Problem
Return the records character for character, starting at the line that contains "footer-divider <box>224 1424 225 1501</box>" and ending at the line that contains "page-number: 13 (22) <box>896 12 958 32</box>", with both of those lines included.
◆ ◆ ◆
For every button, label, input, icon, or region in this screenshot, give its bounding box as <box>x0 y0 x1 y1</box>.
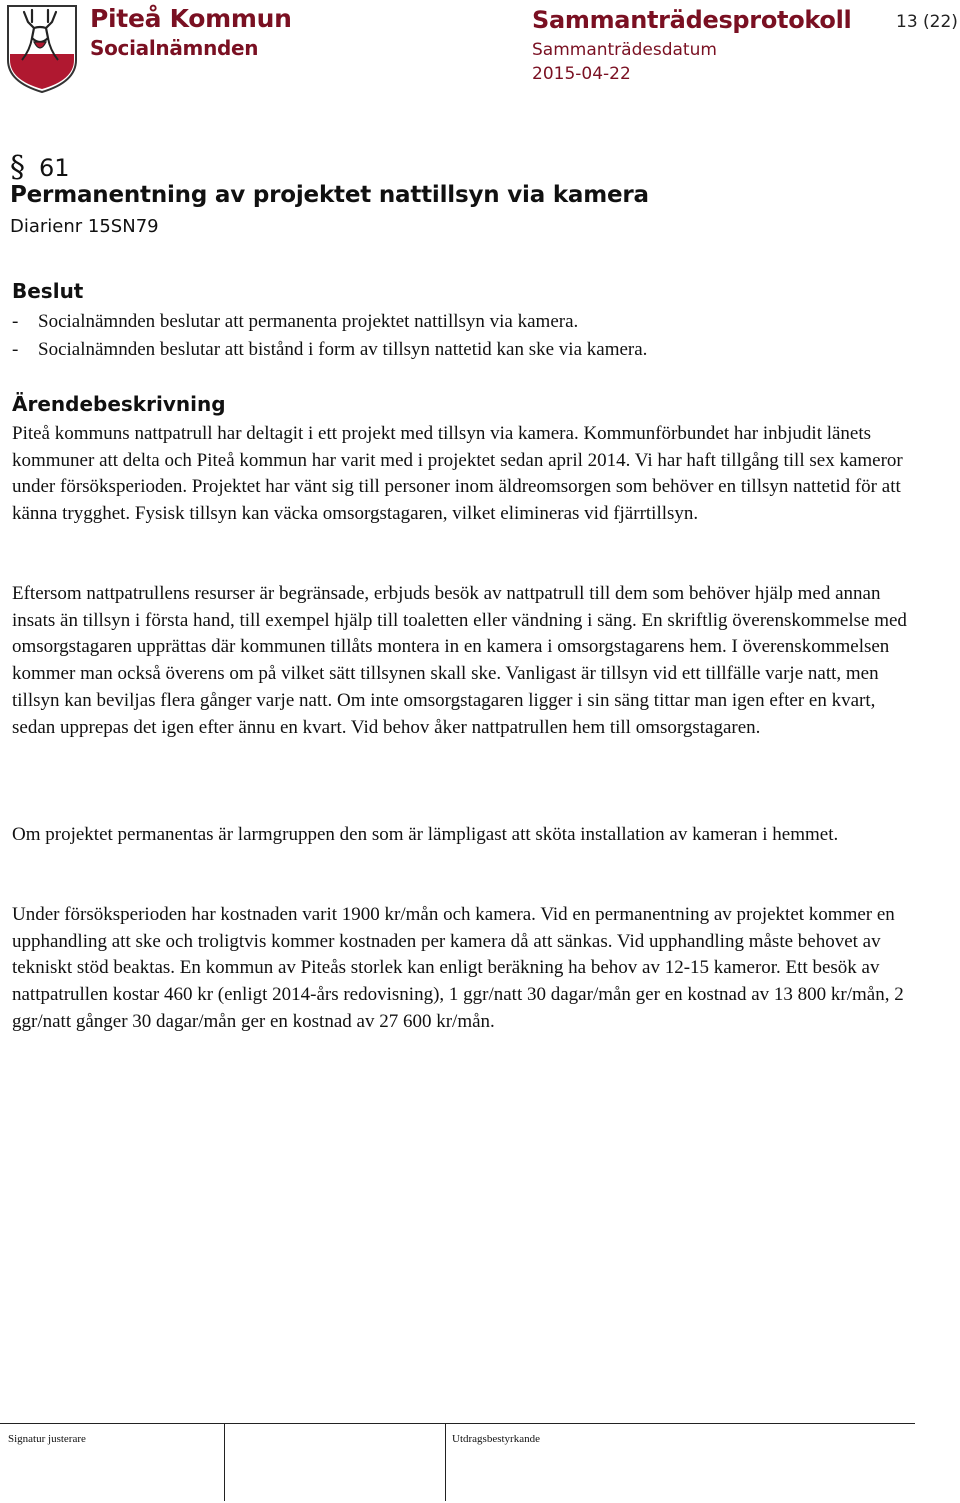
footer-divider <box>224 1424 225 1501</box>
footer-divider <box>445 1424 446 1501</box>
department-name: Socialnämnden <box>90 36 259 60</box>
page-number: 13 (22) <box>896 12 958 32</box>
description-paragraph: Om projektet permanentas är larmgruppen den som är lämpligast att sköta installation av kameran i hemmet. <box>12 824 839 845</box>
description-paragraph: Under försöksperioden har kostnaden varit 1900 kr/mån och kamera. Vid en permanentning av projektet kommer en upphandling att ske och troligtvis kommer kostnaden per kamera då att sänkas. Vid upphandling måste behovet av tekniskt stöd beaktas. En kommun av Piteås storlek kan enligt beräkning ha behov av 12-15 kameror. Ett besök av nattpatrullen kostar 460 kr (enligt 2014-års redovisning), 1 ggr/natt 30 dagar/mån ger en kostnad av 13 800 kr/mån, 2 ggr/natt gånger 30 dagar/mån ger en kostnad av 27 600 kr/mån. <box>12 904 904 1032</box>
signature-justerare-label: Signatur justerare <box>8 1433 86 1445</box>
decision-item-text: Socialnämnden beslutar att permanenta projektet nattillsyn via kamera. <box>38 311 579 332</box>
section-heading <box>10 150 70 185</box>
diarie-number: Diarienr 15SN79 <box>10 216 159 237</box>
description-paragraph: Eftersom nattpatrullens resurser är begränsade, erbjuds besök av nattpatrull till dem som behöver hjälp med annan insats än tillsyn i första hand, till exempel hjälp till toaletten eller vändning i säng. En skriftlig överenskommelse med omsorgstagaren upprättas där kommunen tillåts montera in en kamera i omsorgstagarens hem. I överenskommelsen kommer man också överens om på vilket sätt tillsynen skall ske. Vanligast är tillsyn vid ett tillfälle varje natt, men tillsyn kan beviljas flera gånger varje natt. Om inte omsorgstagaren ligger i sin säng tittar man igen efter en kvart, sedan upprepas det igen efter ännu en kvart. Vid behov åker nattpatrullen hem till omsorgstagaren. <box>12 583 907 738</box>
decision-item: - Socialnämnden beslutar att bistånd i form av tillsyn nattetid kan ske via kamera. <box>12 339 648 360</box>
footer-rule <box>0 1423 915 1424</box>
item-title: Permanentning av projektet nattillsyn via kamera <box>10 182 649 208</box>
arendebeskrivning-heading: Ärendebeskrivning <box>12 392 226 416</box>
pitea-coat-of-arms-logo <box>4 2 80 94</box>
utdragsbestyrkande-label: Utdragsbestyrkande <box>452 1433 540 1445</box>
meeting-date-label: Sammanträdesdatum <box>532 40 717 60</box>
description-paragraph: Piteå kommuns nattpatrull har deltagit i ett projekt med tillsyn via kamera. Kommunförbundet har inbjudit länets kommuner att delta och Piteå kommun har varit med i projektet sedan april 2014. Vi har haft tillgång till sex kameror under försöksperioden. Projektet har vänt sig till personer inom äldreomsorgen som behöver en tillsyn nattetid för att känna trygghet. Fysisk tillsyn kan väcka omsorgstagaren, vilket elimineras vid fjärrtillsyn. <box>12 423 903 525</box>
document-title: Sammanträdesprotokoll <box>532 6 852 34</box>
meeting-date-value: 2015-04-22 <box>532 64 631 84</box>
signature-footer <box>0 1423 915 1501</box>
decision-item-text: Socialnämnden beslutar att bistånd i form av tillsyn nattetid kan ske via kamera. <box>38 339 648 360</box>
decision-item: - Socialnämnden beslutar att permanenta projektet nattillsyn via kamera. <box>12 311 579 332</box>
organization-name: Piteå Kommun <box>90 4 292 33</box>
section-number: 61 <box>39 153 70 182</box>
beslut-heading: Beslut <box>12 279 84 303</box>
section-symbol: § <box>10 150 25 185</box>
◆ ◆ ◆
Solved exercise
footer-divider <box>224 1424 225 1501</box>
footer-divider <box>445 1424 446 1501</box>
department-name: Socialnämnden <box>90 36 259 60</box>
page-number: 13 (22) <box>896 12 958 32</box>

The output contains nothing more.